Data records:

- - -

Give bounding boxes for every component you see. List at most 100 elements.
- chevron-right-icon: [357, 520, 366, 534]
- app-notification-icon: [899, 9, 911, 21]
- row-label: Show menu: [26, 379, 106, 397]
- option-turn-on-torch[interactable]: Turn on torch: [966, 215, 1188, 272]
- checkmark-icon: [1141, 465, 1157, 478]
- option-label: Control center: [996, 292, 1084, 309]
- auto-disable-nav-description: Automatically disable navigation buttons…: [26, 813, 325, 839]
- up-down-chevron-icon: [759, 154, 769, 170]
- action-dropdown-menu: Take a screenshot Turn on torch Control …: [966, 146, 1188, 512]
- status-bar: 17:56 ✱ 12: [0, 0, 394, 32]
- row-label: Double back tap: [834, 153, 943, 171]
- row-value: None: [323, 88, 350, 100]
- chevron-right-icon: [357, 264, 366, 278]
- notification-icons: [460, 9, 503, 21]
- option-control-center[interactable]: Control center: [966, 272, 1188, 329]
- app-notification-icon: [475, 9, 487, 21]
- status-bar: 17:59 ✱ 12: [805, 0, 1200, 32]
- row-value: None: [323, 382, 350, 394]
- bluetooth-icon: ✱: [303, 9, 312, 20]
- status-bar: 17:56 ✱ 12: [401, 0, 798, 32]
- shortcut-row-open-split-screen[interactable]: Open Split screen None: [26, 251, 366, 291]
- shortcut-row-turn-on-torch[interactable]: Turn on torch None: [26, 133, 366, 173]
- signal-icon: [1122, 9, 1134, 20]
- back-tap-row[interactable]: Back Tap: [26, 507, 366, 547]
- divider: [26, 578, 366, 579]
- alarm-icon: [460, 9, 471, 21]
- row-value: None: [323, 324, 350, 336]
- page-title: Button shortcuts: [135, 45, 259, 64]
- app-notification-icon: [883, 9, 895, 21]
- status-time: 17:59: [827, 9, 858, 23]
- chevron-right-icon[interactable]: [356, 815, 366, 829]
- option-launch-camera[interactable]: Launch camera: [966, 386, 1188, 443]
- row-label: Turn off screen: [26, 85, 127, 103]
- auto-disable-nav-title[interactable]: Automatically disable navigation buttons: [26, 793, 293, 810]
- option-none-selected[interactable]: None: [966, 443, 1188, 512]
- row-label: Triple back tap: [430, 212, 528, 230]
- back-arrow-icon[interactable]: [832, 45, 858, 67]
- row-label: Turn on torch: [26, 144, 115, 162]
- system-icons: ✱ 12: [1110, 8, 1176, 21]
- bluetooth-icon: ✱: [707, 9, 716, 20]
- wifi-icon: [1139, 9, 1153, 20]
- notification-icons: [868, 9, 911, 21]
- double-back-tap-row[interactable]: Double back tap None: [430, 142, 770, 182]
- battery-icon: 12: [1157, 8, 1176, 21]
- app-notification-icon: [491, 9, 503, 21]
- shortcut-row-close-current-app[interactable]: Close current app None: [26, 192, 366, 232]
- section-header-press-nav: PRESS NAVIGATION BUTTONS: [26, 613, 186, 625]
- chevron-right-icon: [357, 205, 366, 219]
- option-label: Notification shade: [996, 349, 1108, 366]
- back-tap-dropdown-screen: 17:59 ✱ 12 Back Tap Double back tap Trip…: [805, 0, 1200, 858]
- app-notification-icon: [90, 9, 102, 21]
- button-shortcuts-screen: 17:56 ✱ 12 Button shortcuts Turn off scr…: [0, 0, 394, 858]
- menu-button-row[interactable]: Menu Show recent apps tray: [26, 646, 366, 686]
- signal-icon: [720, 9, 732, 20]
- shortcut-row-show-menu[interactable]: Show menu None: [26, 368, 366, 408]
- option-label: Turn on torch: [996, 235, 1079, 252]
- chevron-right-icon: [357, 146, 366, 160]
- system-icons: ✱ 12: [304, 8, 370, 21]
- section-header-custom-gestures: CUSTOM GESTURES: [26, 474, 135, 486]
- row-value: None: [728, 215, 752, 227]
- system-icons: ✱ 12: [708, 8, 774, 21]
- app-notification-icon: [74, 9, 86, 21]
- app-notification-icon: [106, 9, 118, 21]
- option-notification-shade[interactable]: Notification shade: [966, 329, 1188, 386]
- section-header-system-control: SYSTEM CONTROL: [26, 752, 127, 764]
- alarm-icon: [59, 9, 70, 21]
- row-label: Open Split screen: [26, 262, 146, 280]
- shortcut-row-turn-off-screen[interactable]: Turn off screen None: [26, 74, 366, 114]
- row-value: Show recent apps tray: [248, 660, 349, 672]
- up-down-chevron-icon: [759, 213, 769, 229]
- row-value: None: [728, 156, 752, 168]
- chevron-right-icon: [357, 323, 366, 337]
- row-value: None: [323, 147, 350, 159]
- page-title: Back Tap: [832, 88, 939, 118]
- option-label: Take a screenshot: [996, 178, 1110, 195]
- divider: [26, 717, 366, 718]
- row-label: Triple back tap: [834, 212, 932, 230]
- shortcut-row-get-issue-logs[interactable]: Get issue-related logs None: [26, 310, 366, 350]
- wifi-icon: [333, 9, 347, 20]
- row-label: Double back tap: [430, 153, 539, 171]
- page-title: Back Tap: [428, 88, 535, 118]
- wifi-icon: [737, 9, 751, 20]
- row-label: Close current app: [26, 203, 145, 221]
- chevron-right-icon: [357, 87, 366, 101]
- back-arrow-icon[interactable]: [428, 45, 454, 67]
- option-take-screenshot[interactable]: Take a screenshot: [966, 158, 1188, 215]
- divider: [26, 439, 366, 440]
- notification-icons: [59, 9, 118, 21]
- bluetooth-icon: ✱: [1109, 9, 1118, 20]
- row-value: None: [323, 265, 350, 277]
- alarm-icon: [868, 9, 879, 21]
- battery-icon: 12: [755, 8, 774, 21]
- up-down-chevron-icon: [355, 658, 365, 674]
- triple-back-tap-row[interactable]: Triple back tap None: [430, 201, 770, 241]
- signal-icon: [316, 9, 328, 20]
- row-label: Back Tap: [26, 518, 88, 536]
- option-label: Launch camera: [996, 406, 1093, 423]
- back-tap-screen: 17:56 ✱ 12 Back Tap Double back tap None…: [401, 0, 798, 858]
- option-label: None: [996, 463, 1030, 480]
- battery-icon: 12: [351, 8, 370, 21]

- - -

Your objective: Copy out the entries starting at the first line of the data records and ending at the line that contains "- chevron-right-icon[interactable]: [356, 815, 366, 829]", including both ends.

Answer to this problem:
Give bounding boxes for every component you see. List at most 100 elements.
- chevron-right-icon: [357, 520, 366, 534]
- app-notification-icon: [899, 9, 911, 21]
- row-label: Show menu: [26, 379, 106, 397]
- option-turn-on-torch[interactable]: Turn on torch: [966, 215, 1188, 272]
- checkmark-icon: [1141, 465, 1157, 478]
- option-label: Control center: [996, 292, 1084, 309]
- auto-disable-nav-description: Automatically disable navigation buttons…: [26, 813, 325, 839]
- up-down-chevron-icon: [759, 154, 769, 170]
- action-dropdown-menu: Take a screenshot Turn on torch Control …: [966, 146, 1188, 512]
- status-bar: 17:56 ✱ 12: [0, 0, 394, 32]
- row-label: Double back tap: [834, 153, 943, 171]
- row-value: None: [323, 88, 350, 100]
- chevron-right-icon: [357, 264, 366, 278]
- notification-icons: [460, 9, 503, 21]
- option-control-center[interactable]: Control center: [966, 272, 1188, 329]
- app-notification-icon: [475, 9, 487, 21]
- status-bar: 17:59 ✱ 12: [805, 0, 1200, 32]
- row-value: None: [323, 382, 350, 394]
- bluetooth-icon: ✱: [303, 9, 312, 20]
- status-bar: 17:56 ✱ 12: [401, 0, 798, 32]
- shortcut-row-open-split-screen[interactable]: Open Split screen None: [26, 251, 366, 291]
- shortcut-row-turn-on-torch[interactable]: Turn on torch None: [26, 133, 366, 173]
- signal-icon: [1122, 9, 1134, 20]
- back-tap-row[interactable]: Back Tap: [26, 507, 366, 547]
- divider: [26, 578, 366, 579]
- alarm-icon: [460, 9, 471, 21]
- row-value: None: [323, 324, 350, 336]
- page-title: Button shortcuts: [135, 45, 259, 64]
- app-notification-icon: [883, 9, 895, 21]
- status-time: 17:59: [827, 9, 858, 23]
- chevron-right-icon[interactable]: [356, 815, 366, 829]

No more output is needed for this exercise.